> [Task requirements]:
Look through the material below. Copy every line with the string "xlabel" in it.

------------------------------------------------

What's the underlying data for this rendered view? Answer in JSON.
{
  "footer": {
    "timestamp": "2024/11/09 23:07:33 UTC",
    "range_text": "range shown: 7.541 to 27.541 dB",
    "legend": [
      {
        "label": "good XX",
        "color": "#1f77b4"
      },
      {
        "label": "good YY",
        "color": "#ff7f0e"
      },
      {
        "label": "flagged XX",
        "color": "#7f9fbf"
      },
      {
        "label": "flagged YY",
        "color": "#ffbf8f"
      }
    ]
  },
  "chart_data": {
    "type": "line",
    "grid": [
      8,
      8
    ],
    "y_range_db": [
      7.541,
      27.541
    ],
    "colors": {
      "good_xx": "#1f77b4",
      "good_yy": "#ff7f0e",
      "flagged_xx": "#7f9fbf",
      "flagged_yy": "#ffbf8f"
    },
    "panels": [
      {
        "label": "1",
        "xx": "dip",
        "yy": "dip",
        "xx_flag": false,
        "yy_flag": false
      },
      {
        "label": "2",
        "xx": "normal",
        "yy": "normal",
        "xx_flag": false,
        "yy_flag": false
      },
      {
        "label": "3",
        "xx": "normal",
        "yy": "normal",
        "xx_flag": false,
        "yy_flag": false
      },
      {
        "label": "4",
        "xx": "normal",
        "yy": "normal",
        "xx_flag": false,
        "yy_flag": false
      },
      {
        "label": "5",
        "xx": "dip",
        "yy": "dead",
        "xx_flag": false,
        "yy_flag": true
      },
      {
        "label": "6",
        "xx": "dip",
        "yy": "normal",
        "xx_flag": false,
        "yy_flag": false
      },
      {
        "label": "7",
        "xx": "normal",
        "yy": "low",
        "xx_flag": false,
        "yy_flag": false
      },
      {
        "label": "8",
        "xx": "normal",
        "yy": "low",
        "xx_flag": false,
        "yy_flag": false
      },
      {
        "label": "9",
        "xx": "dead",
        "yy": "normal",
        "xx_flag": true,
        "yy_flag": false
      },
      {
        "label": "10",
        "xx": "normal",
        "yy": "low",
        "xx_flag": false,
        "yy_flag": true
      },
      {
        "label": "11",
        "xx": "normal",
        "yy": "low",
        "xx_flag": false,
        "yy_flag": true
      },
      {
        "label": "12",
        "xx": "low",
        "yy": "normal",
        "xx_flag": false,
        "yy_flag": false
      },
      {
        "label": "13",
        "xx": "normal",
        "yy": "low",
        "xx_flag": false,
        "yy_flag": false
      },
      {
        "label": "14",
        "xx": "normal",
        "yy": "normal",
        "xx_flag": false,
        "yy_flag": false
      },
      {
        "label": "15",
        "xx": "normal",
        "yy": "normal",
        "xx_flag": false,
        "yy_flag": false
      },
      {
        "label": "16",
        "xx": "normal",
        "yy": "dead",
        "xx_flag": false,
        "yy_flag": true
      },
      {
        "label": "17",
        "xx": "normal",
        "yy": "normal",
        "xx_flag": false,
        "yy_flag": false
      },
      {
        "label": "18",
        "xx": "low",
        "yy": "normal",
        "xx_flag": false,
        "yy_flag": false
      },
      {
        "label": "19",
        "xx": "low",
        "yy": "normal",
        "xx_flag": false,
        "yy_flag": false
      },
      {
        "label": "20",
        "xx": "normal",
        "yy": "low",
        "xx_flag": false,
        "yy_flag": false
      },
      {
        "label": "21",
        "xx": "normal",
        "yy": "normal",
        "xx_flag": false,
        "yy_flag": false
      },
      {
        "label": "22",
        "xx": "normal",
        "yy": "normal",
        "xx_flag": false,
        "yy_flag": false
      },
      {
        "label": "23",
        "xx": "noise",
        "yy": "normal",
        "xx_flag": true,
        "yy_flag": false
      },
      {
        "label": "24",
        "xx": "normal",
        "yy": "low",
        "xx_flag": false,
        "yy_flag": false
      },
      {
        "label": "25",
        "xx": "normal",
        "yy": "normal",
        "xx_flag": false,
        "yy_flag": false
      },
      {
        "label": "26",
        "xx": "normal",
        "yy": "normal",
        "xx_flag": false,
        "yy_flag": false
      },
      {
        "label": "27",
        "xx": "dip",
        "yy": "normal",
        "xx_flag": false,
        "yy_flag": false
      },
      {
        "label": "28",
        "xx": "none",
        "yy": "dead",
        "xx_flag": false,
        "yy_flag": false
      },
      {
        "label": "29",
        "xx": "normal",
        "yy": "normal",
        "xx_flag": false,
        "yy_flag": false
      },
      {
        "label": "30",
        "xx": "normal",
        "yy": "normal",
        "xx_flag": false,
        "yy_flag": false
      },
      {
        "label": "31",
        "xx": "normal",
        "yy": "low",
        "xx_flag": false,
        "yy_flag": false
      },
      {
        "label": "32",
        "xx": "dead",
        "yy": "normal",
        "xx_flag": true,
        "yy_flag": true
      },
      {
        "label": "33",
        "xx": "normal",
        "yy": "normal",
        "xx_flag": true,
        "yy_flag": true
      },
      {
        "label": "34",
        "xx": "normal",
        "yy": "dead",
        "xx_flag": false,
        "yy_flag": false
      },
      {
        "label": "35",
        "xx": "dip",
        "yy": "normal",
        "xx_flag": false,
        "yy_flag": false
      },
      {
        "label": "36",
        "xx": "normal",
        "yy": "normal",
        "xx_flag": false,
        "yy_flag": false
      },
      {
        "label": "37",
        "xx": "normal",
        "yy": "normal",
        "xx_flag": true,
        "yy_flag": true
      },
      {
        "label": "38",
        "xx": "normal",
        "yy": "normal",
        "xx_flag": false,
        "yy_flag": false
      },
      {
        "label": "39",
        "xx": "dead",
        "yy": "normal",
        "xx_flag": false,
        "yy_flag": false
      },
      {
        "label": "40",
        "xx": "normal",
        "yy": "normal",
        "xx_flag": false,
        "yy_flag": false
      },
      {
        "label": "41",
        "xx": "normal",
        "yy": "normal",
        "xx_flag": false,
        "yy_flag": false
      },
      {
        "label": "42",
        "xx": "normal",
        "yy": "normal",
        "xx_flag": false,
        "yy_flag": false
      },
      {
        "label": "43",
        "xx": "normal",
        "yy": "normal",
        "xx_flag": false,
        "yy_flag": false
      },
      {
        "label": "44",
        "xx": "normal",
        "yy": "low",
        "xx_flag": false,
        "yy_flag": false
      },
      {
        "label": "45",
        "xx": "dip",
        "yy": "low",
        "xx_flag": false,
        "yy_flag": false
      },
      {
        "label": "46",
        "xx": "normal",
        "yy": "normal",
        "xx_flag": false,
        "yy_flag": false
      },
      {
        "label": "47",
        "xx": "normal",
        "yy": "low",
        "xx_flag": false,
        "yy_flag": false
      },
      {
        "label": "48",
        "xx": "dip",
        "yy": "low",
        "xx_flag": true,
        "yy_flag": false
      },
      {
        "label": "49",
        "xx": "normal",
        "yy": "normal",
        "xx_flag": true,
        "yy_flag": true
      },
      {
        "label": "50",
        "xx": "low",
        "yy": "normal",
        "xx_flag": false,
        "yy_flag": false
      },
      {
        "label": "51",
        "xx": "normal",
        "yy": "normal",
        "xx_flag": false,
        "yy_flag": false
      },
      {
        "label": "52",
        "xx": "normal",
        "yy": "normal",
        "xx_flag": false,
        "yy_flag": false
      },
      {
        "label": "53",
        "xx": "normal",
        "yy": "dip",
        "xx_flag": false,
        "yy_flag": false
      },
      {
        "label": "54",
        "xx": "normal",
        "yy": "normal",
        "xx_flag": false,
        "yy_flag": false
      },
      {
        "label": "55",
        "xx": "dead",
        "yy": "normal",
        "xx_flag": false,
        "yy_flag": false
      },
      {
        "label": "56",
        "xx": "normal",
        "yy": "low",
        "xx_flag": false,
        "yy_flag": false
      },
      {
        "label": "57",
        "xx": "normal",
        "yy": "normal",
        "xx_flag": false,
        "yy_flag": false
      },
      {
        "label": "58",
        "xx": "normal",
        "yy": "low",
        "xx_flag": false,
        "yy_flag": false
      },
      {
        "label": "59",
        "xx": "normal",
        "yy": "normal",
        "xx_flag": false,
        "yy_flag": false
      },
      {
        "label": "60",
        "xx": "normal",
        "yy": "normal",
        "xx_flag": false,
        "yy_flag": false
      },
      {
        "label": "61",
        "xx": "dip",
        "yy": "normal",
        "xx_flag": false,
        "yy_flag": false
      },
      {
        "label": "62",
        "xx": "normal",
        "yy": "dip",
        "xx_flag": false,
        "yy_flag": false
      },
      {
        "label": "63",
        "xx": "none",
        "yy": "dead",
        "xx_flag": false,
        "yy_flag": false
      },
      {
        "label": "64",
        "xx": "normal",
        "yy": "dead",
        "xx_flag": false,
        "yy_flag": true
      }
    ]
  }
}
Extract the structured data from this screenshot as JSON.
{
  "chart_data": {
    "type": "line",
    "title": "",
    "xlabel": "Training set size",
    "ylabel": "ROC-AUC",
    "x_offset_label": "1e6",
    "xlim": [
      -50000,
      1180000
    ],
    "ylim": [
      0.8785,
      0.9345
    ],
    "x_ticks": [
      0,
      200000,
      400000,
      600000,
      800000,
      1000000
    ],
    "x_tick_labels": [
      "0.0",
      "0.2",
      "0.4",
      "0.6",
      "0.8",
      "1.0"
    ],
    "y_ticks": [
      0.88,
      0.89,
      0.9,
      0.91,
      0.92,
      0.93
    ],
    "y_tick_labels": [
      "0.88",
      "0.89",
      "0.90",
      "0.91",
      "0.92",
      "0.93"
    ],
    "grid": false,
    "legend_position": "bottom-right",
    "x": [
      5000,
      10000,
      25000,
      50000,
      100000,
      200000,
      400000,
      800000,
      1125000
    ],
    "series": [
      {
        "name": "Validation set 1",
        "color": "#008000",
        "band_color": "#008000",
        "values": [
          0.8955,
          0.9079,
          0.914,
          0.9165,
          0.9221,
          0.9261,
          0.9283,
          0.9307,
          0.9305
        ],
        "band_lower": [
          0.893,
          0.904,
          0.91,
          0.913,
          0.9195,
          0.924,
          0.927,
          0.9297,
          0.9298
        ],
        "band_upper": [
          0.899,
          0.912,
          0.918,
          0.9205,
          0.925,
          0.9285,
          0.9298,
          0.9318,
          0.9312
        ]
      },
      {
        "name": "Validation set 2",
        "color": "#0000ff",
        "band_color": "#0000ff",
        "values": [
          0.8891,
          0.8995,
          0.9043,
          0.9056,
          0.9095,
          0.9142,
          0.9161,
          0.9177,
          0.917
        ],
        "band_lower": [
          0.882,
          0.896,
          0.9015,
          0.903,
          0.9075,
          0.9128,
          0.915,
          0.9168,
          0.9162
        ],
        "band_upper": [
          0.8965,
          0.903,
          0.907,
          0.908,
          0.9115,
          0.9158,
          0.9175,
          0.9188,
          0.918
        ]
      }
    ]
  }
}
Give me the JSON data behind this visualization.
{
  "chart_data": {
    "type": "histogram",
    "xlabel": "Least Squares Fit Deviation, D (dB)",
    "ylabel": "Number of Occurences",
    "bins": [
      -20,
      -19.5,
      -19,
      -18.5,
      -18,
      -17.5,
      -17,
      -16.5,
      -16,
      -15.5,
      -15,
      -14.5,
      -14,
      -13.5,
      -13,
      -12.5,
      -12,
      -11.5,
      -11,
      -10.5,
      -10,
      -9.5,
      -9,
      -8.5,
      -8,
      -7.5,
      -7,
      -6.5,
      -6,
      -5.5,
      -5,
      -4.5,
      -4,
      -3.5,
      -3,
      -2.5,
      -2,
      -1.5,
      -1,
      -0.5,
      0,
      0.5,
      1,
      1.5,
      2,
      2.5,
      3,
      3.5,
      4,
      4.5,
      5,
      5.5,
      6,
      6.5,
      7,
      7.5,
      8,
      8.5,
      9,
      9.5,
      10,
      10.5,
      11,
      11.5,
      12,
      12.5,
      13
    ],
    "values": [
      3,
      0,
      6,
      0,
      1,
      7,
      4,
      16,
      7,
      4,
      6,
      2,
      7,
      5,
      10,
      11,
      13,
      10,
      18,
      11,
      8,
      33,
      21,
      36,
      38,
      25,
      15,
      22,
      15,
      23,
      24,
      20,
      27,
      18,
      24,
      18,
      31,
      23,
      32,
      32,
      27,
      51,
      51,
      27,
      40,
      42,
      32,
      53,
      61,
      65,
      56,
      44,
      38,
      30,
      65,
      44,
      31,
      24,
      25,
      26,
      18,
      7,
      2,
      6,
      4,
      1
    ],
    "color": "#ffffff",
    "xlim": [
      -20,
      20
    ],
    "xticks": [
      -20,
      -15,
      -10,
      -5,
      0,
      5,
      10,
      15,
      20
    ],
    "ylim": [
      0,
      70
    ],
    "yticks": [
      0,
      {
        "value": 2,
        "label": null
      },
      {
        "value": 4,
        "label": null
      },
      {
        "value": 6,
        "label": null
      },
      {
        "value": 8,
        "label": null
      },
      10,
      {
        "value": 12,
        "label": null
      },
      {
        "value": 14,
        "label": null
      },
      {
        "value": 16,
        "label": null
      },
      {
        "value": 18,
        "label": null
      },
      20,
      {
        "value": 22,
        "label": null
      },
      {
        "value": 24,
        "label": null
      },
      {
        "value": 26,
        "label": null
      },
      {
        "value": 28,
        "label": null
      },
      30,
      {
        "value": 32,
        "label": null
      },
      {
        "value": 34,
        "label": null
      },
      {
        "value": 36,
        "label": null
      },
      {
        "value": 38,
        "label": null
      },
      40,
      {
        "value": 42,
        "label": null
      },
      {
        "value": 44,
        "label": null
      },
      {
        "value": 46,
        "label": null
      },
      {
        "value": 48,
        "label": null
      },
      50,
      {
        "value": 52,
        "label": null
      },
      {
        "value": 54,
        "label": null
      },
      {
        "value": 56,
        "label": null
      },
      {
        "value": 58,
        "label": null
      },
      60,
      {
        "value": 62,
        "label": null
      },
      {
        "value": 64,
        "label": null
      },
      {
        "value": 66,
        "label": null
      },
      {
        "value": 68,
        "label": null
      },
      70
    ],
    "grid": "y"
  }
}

------------------------------------------------

> [Final result]:
    "xlabel": "Training set size",
    "xlabel": "Least Squares Fit Deviation, D (dB)",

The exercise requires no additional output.